··· SUPPLIED DATA

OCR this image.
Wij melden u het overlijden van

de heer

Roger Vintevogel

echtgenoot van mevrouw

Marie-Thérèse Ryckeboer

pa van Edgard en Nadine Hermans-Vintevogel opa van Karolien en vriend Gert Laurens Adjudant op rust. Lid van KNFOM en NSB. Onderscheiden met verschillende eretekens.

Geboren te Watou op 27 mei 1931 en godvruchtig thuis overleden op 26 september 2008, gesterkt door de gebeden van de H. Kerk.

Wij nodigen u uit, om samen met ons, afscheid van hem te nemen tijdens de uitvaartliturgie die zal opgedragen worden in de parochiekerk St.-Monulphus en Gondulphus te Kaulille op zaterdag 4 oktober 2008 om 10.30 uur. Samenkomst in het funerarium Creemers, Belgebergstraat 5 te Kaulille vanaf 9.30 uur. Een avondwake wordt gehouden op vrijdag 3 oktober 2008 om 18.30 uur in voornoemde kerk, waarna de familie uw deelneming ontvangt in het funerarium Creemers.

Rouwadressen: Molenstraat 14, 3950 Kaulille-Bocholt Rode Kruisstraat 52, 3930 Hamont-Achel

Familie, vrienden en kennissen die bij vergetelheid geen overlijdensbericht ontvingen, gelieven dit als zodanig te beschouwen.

······

- [DIRECTION] Scan the entries above for the word "Vintevogel" and collect each line holding it.

- [WORKED SOLUTION]
Roger Vintevogel
pa van Edgard en Nadine Hermans-Vintevogel opa van Karolien en vriend Gert Laurens Adjudant op rust. Lid van KNFOM en NSB. Onderscheiden met verschillende eretekens.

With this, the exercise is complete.